_WORK TO DO_
Each entry must be given again exactly; images do not belong in the copy.

_EXERCISE MATERIAL_
#####

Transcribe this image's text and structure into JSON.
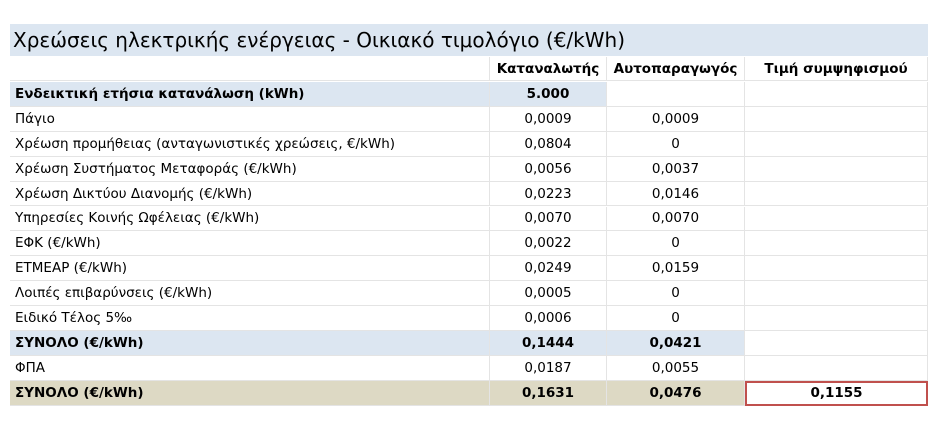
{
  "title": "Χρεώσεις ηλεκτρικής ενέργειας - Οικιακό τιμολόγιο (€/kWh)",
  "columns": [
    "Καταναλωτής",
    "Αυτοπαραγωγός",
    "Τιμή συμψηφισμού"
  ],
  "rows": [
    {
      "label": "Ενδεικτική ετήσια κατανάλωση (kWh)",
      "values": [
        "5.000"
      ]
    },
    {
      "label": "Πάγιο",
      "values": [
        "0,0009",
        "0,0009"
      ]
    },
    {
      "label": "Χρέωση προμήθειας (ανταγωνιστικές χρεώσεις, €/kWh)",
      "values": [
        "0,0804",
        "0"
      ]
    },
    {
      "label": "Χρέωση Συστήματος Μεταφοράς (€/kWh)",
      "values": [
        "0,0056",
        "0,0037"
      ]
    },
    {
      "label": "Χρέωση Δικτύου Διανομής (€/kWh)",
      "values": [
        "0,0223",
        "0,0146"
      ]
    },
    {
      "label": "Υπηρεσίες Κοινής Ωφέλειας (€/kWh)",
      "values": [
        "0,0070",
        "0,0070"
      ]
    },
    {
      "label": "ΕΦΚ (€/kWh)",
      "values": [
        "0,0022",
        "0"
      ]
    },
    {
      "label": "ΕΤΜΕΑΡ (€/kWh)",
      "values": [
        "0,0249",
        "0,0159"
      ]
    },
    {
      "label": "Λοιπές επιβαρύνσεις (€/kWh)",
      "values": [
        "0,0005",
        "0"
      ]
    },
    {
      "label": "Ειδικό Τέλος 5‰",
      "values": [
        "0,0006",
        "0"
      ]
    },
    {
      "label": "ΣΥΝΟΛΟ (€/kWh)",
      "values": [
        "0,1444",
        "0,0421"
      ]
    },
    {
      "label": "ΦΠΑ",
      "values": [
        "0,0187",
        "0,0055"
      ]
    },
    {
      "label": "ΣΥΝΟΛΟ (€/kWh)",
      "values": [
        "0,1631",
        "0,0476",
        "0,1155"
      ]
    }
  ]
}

#####

_ANSWER TO THIS PROBLEM_
Transcribe this image's text and structure into JSON.
{
  "title": "Χρεώσεις ηλεκτρικής ενέργειας - Οικιακό τιμολόγιο (€/kWh)",
  "columns": [
    "Καταναλωτής",
    "Αυτοπαραγωγός",
    "Τιμή συμψηφισμού"
  ],
  "rows": [
    {
      "label": "Ενδεικτική ετήσια κατανάλωση (kWh)",
      "values": [
        "5.000"
      ]
    },
    {
      "label": "Πάγιο",
      "values": [
        "0,0009",
        "0,0009"
      ]
    },
    {
      "label": "Χρέωση προμήθειας (ανταγωνιστικές χρεώσεις, €/kWh)",
      "values": [
        "0,0804",
        "0"
      ]
    },
    {
      "label": "Χρέωση Συστήματος Μεταφοράς (€/kWh)",
      "values": [
        "0,0056",
        "0,0037"
      ]
    },
    {
      "label": "Χρέωση Δικτύου Διανομής (€/kWh)",
      "values": [
        "0,0223",
        "0,0146"
      ]
    },
    {
      "label": "Υπηρεσίες Κοινής Ωφέλειας (€/kWh)",
      "values": [
        "0,0070",
        "0,0070"
      ]
    },
    {
      "label": "ΕΦΚ (€/kWh)",
      "values": [
        "0,0022",
        "0"
      ]
    },
    {
      "label": "ΕΤΜΕΑΡ (€/kWh)",
      "values": [
        "0,0249",
        "0,0159"
      ]
    },
    {
      "label": "Λοιπές επιβαρύνσεις (€/kWh)",
      "values": [
        "0,0005",
        "0"
      ]
    },
    {
      "label": "Ειδικό Τέλος 5‰",
      "values": [
        "0,0006",
        "0"
      ]
    },
    {
      "label": "ΣΥΝΟΛΟ (€/kWh)",
      "values": [
        "0,1444",
        "0,0421"
      ]
    },
    {
      "label": "ΦΠΑ",
      "values": [
        "0,0187",
        "0,0055"
      ]
    },
    {
      "label": "ΣΥΝΟΛΟ (€/kWh)",
      "values": [
        "0,1631",
        "0,0476",
        "0,1155"
      ]
    }
  ]
}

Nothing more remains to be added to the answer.